● What the exercise asks
Pull out each line of the records holding the string "Ready".

=== The input ===

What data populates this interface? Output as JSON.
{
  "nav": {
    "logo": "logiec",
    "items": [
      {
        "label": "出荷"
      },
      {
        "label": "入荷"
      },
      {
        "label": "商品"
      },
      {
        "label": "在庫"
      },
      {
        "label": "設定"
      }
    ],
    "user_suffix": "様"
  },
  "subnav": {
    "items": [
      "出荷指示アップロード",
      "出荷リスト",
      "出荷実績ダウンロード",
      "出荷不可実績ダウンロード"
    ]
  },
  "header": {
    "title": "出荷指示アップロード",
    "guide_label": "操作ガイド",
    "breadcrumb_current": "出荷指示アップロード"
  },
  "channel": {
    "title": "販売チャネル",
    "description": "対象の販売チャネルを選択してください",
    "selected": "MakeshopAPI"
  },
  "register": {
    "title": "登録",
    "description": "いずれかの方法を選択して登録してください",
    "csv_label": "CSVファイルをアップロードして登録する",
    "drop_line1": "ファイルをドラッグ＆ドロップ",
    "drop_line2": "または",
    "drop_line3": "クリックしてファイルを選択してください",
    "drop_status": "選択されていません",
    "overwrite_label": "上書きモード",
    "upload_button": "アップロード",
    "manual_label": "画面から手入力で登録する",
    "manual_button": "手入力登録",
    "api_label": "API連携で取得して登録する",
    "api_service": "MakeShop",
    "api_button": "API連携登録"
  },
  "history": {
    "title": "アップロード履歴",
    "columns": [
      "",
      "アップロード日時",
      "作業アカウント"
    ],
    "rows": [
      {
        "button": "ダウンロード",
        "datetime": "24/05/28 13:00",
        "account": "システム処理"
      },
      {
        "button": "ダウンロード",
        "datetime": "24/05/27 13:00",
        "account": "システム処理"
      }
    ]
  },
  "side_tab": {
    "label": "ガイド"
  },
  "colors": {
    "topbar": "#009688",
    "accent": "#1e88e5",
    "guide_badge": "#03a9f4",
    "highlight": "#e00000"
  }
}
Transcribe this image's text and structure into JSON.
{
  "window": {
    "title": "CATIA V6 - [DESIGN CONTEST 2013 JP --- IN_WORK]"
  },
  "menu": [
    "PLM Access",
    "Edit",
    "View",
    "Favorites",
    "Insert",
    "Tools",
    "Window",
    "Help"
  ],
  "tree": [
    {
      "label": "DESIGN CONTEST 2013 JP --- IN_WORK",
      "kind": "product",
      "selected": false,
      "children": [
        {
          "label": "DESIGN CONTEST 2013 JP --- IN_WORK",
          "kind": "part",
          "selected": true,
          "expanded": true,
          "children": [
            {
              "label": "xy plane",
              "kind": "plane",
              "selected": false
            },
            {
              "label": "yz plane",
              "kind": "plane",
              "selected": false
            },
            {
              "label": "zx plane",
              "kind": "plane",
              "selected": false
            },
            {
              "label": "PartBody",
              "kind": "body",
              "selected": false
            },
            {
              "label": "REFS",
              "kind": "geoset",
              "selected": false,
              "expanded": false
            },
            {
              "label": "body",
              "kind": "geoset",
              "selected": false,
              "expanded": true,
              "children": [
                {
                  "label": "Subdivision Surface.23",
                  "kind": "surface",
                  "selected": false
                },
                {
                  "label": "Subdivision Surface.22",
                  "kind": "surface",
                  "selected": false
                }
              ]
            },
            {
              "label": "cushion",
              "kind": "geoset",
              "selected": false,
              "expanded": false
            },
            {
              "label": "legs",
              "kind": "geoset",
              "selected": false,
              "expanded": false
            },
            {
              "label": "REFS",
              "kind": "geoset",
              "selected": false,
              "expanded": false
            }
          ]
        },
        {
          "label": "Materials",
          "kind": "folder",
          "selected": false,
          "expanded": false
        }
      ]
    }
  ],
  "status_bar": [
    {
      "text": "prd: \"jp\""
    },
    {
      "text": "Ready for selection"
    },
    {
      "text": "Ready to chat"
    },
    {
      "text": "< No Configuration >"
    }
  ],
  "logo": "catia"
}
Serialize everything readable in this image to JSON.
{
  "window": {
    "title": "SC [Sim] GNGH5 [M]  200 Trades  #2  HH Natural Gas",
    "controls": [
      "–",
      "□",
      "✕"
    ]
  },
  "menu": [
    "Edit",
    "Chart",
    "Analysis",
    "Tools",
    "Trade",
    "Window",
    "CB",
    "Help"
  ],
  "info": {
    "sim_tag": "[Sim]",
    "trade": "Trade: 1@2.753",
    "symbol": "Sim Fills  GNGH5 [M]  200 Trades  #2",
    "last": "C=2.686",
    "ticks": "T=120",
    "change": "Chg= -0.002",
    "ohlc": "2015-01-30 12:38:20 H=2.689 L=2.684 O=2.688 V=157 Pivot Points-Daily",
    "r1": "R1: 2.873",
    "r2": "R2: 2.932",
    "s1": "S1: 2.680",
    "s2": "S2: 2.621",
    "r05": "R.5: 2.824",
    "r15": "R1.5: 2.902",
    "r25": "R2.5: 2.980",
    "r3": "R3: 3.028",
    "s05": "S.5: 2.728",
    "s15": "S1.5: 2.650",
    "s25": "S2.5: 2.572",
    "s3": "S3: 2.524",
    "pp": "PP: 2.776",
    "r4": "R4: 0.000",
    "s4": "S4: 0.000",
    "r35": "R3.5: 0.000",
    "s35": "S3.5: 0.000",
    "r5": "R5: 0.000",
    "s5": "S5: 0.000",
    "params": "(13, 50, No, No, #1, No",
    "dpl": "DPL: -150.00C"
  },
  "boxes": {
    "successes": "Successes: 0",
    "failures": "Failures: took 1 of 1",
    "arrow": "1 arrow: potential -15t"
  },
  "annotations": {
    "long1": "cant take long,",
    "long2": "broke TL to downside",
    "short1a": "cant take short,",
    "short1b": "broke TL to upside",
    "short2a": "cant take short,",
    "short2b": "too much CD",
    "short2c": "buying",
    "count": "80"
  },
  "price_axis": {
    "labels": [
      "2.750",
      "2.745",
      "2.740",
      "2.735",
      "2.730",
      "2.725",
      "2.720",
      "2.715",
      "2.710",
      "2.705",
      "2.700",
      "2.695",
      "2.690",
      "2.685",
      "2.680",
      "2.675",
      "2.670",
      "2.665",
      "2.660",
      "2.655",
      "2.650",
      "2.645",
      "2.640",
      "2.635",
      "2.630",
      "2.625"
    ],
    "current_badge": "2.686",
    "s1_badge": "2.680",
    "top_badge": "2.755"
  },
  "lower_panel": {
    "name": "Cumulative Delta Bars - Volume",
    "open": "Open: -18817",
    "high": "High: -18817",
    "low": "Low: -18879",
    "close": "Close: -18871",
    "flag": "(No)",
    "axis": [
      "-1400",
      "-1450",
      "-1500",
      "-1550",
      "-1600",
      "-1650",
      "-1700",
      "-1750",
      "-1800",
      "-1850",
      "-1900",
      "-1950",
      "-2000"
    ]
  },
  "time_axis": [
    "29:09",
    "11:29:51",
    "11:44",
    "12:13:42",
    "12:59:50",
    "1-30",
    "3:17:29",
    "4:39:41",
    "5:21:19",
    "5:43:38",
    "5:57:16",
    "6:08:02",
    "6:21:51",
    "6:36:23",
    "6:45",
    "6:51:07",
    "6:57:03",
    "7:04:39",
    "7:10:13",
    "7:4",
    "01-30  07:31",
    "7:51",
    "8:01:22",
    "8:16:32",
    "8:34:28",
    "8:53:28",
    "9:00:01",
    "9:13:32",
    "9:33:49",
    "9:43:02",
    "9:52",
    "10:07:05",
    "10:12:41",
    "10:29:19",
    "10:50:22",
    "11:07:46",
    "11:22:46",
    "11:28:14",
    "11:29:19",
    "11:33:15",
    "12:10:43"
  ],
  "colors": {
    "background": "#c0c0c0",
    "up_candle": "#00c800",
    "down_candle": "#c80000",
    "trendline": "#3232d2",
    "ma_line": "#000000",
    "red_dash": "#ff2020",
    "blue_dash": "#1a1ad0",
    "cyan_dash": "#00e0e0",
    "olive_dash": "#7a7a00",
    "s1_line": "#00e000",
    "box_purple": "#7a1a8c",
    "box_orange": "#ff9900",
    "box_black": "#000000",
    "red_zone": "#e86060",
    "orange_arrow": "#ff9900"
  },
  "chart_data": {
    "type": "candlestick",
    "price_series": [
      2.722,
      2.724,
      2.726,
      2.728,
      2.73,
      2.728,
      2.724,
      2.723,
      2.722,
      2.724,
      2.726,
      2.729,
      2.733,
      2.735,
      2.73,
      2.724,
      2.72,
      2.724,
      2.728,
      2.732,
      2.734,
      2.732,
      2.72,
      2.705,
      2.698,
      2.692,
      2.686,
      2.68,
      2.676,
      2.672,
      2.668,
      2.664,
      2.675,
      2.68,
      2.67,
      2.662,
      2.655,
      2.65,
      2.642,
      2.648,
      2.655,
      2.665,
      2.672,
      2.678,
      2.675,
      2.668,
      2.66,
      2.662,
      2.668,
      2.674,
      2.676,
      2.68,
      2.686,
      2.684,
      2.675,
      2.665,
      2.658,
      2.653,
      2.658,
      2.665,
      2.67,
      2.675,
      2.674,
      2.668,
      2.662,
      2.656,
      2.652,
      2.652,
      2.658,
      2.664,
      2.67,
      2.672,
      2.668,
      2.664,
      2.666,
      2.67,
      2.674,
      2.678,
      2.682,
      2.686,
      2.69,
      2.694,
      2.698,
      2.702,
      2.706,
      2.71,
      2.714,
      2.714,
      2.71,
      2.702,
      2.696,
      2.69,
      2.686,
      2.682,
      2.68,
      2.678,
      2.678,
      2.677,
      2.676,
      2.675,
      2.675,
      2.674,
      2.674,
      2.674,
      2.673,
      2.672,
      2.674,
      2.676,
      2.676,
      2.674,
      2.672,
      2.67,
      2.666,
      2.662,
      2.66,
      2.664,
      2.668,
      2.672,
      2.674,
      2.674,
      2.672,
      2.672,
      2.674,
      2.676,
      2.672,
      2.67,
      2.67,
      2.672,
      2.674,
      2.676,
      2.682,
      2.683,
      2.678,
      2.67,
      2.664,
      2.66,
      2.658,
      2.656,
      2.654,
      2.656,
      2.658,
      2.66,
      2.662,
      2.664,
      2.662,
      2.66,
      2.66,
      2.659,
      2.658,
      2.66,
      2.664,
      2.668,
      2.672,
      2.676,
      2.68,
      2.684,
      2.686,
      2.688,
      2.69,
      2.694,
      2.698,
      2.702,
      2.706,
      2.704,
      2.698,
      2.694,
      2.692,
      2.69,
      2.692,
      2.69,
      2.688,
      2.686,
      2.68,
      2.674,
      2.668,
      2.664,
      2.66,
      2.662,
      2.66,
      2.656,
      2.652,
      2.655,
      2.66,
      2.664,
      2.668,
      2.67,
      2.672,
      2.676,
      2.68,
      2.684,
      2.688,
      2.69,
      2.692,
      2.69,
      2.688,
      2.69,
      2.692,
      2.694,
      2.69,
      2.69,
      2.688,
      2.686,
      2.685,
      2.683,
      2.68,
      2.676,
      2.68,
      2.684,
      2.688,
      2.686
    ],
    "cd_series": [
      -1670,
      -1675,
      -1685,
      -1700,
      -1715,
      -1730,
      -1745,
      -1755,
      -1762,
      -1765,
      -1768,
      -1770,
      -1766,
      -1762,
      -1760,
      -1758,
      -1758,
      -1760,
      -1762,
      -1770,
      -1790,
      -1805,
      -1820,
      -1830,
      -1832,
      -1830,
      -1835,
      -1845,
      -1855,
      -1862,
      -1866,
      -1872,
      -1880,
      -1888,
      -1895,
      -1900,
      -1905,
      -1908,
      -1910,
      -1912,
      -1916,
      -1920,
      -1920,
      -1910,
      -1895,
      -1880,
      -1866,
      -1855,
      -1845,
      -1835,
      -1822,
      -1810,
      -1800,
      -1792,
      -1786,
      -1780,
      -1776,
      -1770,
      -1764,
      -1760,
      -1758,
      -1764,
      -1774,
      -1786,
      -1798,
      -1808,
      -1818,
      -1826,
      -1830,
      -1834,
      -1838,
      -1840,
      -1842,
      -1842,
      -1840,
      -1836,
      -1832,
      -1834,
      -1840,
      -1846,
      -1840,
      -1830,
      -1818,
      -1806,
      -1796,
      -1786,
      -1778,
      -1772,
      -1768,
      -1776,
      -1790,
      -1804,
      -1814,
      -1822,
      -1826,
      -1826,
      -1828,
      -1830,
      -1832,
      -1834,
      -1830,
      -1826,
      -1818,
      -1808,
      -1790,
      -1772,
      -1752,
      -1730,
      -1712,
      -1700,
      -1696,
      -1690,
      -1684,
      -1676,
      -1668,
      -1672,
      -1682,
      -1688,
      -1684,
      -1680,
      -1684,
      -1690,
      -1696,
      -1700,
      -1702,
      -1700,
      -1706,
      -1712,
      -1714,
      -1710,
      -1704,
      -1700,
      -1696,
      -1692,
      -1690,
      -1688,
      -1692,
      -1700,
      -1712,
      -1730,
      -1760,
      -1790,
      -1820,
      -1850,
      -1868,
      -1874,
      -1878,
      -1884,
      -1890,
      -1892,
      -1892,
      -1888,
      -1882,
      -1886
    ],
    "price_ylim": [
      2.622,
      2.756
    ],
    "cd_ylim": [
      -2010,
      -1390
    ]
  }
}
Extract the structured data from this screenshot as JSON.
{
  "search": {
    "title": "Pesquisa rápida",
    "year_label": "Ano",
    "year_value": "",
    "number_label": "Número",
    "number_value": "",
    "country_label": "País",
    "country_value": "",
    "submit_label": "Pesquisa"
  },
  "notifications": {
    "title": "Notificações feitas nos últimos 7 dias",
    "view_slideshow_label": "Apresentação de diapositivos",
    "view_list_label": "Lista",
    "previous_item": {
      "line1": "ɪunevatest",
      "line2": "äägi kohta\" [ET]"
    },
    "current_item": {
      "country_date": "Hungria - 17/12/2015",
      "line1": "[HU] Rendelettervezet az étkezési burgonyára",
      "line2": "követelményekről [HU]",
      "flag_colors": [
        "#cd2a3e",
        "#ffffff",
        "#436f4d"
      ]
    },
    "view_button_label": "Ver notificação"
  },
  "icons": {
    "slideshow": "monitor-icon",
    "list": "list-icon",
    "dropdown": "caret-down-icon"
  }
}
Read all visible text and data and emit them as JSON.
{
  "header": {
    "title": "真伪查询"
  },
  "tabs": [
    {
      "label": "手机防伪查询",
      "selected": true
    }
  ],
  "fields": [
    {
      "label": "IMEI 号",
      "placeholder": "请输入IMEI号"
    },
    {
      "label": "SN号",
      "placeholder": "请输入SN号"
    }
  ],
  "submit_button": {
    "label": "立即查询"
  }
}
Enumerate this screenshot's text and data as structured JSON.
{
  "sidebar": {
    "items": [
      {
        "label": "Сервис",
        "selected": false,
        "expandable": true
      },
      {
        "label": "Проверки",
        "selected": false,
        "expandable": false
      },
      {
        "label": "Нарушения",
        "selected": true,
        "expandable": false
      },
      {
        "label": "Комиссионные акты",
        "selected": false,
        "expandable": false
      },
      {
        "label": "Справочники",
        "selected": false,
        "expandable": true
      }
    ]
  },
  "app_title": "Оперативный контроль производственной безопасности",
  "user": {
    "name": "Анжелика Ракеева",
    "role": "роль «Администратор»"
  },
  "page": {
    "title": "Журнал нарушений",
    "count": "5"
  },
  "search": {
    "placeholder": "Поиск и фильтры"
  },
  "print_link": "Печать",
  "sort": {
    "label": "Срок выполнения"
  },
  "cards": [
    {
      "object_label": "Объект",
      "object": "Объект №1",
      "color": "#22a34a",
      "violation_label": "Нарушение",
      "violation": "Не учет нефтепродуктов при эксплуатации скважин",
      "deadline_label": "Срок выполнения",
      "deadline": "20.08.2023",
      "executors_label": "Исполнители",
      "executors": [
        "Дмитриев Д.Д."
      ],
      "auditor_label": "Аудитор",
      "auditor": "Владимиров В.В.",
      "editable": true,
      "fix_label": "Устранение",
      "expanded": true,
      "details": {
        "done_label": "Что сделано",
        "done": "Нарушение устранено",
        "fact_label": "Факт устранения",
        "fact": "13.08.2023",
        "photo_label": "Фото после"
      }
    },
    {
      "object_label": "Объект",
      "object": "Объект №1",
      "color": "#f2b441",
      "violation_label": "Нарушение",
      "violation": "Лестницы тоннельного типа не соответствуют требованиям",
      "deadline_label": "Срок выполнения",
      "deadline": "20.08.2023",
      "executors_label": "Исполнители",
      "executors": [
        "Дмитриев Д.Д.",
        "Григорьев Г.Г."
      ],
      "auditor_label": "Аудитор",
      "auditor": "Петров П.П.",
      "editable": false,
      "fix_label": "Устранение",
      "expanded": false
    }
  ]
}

===

● Exercise output
      "text": "Ready for selection"
      "text": "Ready to chat"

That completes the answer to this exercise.